# [Brief]
Transcribe each of the rows below line for line, reproducing every character without any change.

[Layout annotation rows]
——————

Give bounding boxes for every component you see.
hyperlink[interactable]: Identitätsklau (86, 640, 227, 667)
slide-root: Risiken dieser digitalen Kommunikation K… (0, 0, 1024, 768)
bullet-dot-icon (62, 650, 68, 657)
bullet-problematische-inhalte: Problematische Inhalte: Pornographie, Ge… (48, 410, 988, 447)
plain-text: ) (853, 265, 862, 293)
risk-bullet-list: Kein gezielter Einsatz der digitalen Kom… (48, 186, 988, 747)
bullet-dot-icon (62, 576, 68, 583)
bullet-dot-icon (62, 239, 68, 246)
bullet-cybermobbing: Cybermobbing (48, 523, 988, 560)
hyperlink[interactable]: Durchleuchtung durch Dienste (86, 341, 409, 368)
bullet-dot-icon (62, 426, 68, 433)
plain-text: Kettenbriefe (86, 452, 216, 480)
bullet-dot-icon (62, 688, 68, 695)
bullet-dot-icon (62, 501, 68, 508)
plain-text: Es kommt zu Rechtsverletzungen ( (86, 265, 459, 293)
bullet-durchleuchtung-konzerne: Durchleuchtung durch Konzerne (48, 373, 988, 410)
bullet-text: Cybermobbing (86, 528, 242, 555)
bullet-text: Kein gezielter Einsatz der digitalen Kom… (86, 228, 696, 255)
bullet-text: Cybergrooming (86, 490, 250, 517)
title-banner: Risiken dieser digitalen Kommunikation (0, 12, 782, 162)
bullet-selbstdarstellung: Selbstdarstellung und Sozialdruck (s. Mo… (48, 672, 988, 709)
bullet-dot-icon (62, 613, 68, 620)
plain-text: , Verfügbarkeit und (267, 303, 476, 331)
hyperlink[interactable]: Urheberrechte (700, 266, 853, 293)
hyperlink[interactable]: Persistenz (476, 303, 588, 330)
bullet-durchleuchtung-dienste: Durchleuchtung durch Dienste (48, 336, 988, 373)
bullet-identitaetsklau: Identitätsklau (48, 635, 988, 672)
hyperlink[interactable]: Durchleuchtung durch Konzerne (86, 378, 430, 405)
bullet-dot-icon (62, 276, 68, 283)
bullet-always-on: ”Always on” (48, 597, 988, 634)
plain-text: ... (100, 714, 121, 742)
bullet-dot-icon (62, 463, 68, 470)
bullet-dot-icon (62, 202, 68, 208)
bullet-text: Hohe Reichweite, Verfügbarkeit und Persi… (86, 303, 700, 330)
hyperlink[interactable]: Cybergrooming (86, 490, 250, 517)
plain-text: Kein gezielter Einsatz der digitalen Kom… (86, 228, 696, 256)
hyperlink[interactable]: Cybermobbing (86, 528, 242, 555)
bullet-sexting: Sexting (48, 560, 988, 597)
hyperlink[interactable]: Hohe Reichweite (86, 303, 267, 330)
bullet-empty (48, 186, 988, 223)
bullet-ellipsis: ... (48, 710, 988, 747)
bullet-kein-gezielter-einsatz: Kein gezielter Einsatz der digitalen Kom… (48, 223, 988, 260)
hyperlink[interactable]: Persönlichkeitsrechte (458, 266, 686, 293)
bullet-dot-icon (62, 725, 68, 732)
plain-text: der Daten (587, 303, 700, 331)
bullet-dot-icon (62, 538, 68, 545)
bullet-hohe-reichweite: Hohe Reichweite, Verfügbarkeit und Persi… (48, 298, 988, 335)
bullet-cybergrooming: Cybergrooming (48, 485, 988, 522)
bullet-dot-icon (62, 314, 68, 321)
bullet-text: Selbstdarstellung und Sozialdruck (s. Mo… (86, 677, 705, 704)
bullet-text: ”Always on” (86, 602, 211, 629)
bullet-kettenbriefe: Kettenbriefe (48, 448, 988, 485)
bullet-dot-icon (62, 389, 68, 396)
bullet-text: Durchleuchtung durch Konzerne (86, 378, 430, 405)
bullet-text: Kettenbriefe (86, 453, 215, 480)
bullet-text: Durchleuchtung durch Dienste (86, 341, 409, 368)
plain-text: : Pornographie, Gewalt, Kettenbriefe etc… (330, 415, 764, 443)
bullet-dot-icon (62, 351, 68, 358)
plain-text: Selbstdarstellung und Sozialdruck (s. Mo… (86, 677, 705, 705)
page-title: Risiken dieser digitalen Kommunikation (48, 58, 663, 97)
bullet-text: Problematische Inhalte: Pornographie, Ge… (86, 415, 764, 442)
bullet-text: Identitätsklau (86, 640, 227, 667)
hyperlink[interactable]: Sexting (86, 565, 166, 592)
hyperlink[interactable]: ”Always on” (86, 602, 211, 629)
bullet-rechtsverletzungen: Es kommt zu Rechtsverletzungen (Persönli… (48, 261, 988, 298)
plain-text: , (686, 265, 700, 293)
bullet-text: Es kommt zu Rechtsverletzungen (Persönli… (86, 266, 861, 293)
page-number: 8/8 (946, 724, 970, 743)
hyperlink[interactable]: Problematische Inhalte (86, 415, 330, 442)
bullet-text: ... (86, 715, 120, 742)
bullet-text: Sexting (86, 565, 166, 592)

——————

# [Exercise output]
Give bounding boxes for every component you see.
hyperlink[interactable]: Identitätsklau (86, 640, 227, 667)
slide-root: Risiken dieser digitalen Kommunikation K… (0, 0, 1024, 768)
bullet-dot-icon (62, 650, 68, 657)
bullet-problematische-inhalte: Problematische Inhalte: Pornographie, Ge… (48, 410, 988, 447)
plain-text: ) (853, 265, 862, 293)
risk-bullet-list: Kein gezielter Einsatz der digitalen Kom… (48, 186, 988, 747)
bullet-dot-icon (62, 576, 68, 583)
bullet-dot-icon (62, 239, 68, 246)
bullet-cybermobbing: Cybermobbing (48, 523, 988, 560)
hyperlink[interactable]: Durchleuchtung durch Dienste (86, 341, 409, 368)
bullet-dot-icon (62, 426, 68, 433)
plain-text: Kettenbriefe (86, 452, 216, 480)
bullet-dot-icon (62, 688, 68, 695)
bullet-dot-icon (62, 501, 68, 508)
plain-text: Es kommt zu Rechtsverletzungen ( (86, 265, 459, 293)
bullet-durchleuchtung-konzerne: Durchleuchtung durch Konzerne (48, 373, 988, 410)
bullet-text: Cybermobbing (86, 528, 242, 555)
bullet-text: Kein gezielter Einsatz der digitalen Kom… (86, 228, 696, 255)
bullet-text: Cybergrooming (86, 490, 250, 517)
title-banner: Risiken dieser digitalen Kommunikation (0, 12, 782, 162)
bullet-selbstdarstellung: Selbstdarstellung und Sozialdruck (s. Mo… (48, 672, 988, 709)
bullet-dot-icon (62, 613, 68, 620)
plain-text: , Verfügbarkeit und (267, 303, 476, 331)
hyperlink[interactable]: Urheberrechte (700, 266, 853, 293)
hyperlink[interactable]: Persistenz (476, 303, 588, 330)
bullet-durchleuchtung-dienste: Durchleuchtung durch Dienste (48, 336, 988, 373)
bullet-identitaetsklau: Identitätsklau (48, 635, 988, 672)
hyperlink[interactable]: Durchleuchtung durch Konzerne (86, 378, 430, 405)
bullet-dot-icon (62, 276, 68, 283)
bullet-always-on: ”Always on” (48, 597, 988, 634)
plain-text: ... (100, 714, 121, 742)
bullet-dot-icon (62, 463, 68, 470)
bullet-dot-icon (62, 202, 68, 208)
bullet-text: Hohe Reichweite, Verfügbarkeit und Persi… (86, 303, 700, 330)
hyperlink[interactable]: Cybergrooming (86, 490, 250, 517)
plain-text: Kein gezielter Einsatz der digitalen Kom… (86, 228, 696, 256)
hyperlink[interactable]: Cybermobbing (86, 528, 242, 555)
bullet-sexting: Sexting (48, 560, 988, 597)
hyperlink[interactable]: Hohe Reichweite (86, 303, 267, 330)
bullet-empty (48, 186, 988, 223)
bullet-ellipsis: ... (48, 710, 988, 747)
bullet-kein-gezielter-einsatz: Kein gezielter Einsatz der digitalen Kom… (48, 223, 988, 260)
hyperlink[interactable]: Persönlichkeitsrechte (458, 266, 686, 293)
bullet-dot-icon (62, 725, 68, 732)
plain-text: der Daten (587, 303, 700, 331)
bullet-dot-icon (62, 538, 68, 545)
bullet-hohe-reichweite: Hohe Reichweite, Verfügbarkeit und Persi… (48, 298, 988, 335)
bullet-cybergrooming: Cybergrooming (48, 485, 988, 522)
bullet-dot-icon (62, 314, 68, 321)
bullet-text: Selbstdarstellung und Sozialdruck (s. Mo… (86, 677, 705, 704)
bullet-text: ”Always on” (86, 602, 211, 629)
bullet-kettenbriefe: Kettenbriefe (48, 448, 988, 485)
bullet-dot-icon (62, 389, 68, 396)
bullet-text: Durchleuchtung durch Konzerne (86, 378, 430, 405)
bullet-text: Kettenbriefe (86, 453, 215, 480)
bullet-text: Durchleuchtung durch Dienste (86, 341, 409, 368)
plain-text: : Pornographie, Gewalt, Kettenbriefe etc… (330, 415, 764, 443)
bullet-dot-icon (62, 351, 68, 358)
plain-text: Selbstdarstellung und Sozialdruck (s. Mo… (86, 677, 705, 705)
page-title: Risiken dieser digitalen Kommunikation (48, 58, 663, 97)
bullet-text: Problematische Inhalte: Pornographie, Ge… (86, 415, 764, 442)
bullet-text: Identitätsklau (86, 640, 227, 667)
hyperlink[interactable]: Sexting (86, 565, 166, 592)
hyperlink[interactable]: ”Always on” (86, 602, 211, 629)
bullet-rechtsverletzungen: Es kommt zu Rechtsverletzungen (Persönli… (48, 261, 988, 298)
plain-text: , (686, 265, 700, 293)
bullet-text: Es kommt zu Rechtsverletzungen (Persönli… (86, 266, 861, 293)
page-number: 8/8 (946, 724, 970, 743)
hyperlink[interactable]: Problematische Inhalte (86, 415, 330, 442)
bullet-text: ... (86, 715, 120, 742)
bullet-text: Sexting (86, 565, 166, 592)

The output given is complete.